RECORDED DATA:
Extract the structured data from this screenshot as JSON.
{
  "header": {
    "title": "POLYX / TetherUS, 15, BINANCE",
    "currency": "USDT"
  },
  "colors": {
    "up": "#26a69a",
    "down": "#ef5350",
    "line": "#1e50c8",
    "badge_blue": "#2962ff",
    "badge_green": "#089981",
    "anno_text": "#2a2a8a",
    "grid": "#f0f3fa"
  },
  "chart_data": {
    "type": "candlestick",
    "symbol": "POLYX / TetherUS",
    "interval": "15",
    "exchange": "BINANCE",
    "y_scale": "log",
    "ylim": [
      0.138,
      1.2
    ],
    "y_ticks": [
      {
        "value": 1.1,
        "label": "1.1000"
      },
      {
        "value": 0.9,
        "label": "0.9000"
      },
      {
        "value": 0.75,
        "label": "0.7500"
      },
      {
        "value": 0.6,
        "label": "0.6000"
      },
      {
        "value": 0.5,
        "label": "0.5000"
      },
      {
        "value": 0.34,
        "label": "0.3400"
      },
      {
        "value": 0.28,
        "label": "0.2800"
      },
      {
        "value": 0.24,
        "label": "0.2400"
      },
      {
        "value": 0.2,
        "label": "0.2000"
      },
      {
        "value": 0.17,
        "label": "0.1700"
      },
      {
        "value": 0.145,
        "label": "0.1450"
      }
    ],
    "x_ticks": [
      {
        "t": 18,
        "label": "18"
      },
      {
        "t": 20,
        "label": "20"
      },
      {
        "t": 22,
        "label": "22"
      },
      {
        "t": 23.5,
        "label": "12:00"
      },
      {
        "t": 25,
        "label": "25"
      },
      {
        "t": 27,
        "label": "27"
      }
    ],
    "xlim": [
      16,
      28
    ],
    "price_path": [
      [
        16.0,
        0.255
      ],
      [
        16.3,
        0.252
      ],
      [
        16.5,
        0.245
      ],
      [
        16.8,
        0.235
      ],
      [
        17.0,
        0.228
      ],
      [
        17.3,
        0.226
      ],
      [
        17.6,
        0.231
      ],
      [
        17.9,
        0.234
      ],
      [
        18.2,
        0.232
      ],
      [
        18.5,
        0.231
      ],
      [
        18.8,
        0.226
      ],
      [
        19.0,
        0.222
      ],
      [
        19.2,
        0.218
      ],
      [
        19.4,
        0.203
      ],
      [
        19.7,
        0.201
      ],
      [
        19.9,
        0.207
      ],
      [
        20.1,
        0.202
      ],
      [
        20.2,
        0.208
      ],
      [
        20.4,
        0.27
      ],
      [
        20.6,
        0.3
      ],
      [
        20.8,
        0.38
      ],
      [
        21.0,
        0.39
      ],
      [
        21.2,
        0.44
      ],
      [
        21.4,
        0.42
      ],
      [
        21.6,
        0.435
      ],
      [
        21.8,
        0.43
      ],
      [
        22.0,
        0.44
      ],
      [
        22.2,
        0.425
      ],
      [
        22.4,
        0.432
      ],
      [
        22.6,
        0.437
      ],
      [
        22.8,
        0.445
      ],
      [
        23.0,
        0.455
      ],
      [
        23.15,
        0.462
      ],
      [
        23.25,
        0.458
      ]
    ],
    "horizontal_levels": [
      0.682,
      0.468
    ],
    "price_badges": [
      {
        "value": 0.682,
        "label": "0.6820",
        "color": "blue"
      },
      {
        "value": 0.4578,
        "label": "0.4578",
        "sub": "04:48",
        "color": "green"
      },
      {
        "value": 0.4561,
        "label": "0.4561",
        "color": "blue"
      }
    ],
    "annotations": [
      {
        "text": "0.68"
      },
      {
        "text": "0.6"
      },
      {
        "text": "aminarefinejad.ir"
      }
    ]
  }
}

WRITTEN PROBLEM: Print the records above in full, exactly.

EXERCISE SOLUTION:
Extract the structured data from this screenshot as JSON.
{
  "header": {
    "title": "POLYX / TetherUS, 15, BINANCE",
    "currency": "USDT"
  },
  "colors": {
    "up": "#26a69a",
    "down": "#ef5350",
    "line": "#1e50c8",
    "badge_blue": "#2962ff",
    "badge_green": "#089981",
    "anno_text": "#2a2a8a",
    "grid": "#f0f3fa"
  },
  "chart_data": {
    "type": "candlestick",
    "symbol": "POLYX / TetherUS",
    "interval": "15",
    "exchange": "BINANCE",
    "y_scale": "log",
    "ylim": [
      0.138,
      1.2
    ],
    "y_ticks": [
      {
        "value": 1.1,
        "label": "1.1000"
      },
      {
        "value": 0.9,
        "label": "0.9000"
      },
      {
        "value": 0.75,
        "label": "0.7500"
      },
      {
        "value": 0.6,
        "label": "0.6000"
      },
      {
        "value": 0.5,
        "label": "0.5000"
      },
      {
        "value": 0.34,
        "label": "0.3400"
      },
      {
        "value": 0.28,
        "label": "0.2800"
      },
      {
        "value": 0.24,
        "label": "0.2400"
      },
      {
        "value": 0.2,
        "label": "0.2000"
      },
      {
        "value": 0.17,
        "label": "0.1700"
      },
      {
        "value": 0.145,
        "label": "0.1450"
      }
    ],
    "x_ticks": [
      {
        "t": 18,
        "label": "18"
      },
      {
        "t": 20,
        "label": "20"
      },
      {
        "t": 22,
        "label": "22"
      },
      {
        "t": 23.5,
        "label": "12:00"
      },
      {
        "t": 25,
        "label": "25"
      },
      {
        "t": 27,
        "label": "27"
      }
    ],
    "xlim": [
      16,
      28
    ],
    "price_path": [
      [
        16.0,
        0.255
      ],
      [
        16.3,
        0.252
      ],
      [
        16.5,
        0.245
      ],
      [
        16.8,
        0.235
      ],
      [
        17.0,
        0.228
      ],
      [
        17.3,
        0.226
      ],
      [
        17.6,
        0.231
      ],
      [
        17.9,
        0.234
      ],
      [
        18.2,
        0.232
      ],
      [
        18.5,
        0.231
      ],
      [
        18.8,
        0.226
      ],
      [
        19.0,
        0.222
      ],
      [
        19.2,
        0.218
      ],
      [
        19.4,
        0.203
      ],
      [
        19.7,
        0.201
      ],
      [
        19.9,
        0.207
      ],
      [
        20.1,
        0.202
      ],
      [
        20.2,
        0.208
      ],
      [
        20.4,
        0.27
      ],
      [
        20.6,
        0.3
      ],
      [
        20.8,
        0.38
      ],
      [
        21.0,
        0.39
      ],
      [
        21.2,
        0.44
      ],
      [
        21.4,
        0.42
      ],
      [
        21.6,
        0.435
      ],
      [
        21.8,
        0.43
      ],
      [
        22.0,
        0.44
      ],
      [
        22.2,
        0.425
      ],
      [
        22.4,
        0.432
      ],
      [
        22.6,
        0.437
      ],
      [
        22.8,
        0.445
      ],
      [
        23.0,
        0.455
      ],
      [
        23.15,
        0.462
      ],
      [
        23.25,
        0.458
      ]
    ],
    "horizontal_levels": [
      0.682,
      0.468
    ],
    "price_badges": [
      {
        "value": 0.682,
        "label": "0.6820",
        "color": "blue"
      },
      {
        "value": 0.4578,
        "label": "0.4578",
        "sub": "04:48",
        "color": "green"
      },
      {
        "value": 0.4561,
        "label": "0.4561",
        "color": "blue"
      }
    ],
    "annotations": [
      {
        "text": "0.68"
      },
      {
        "text": "0.6"
      },
      {
        "text": "aminarefinejad.ir"
      }
    ]
  }
}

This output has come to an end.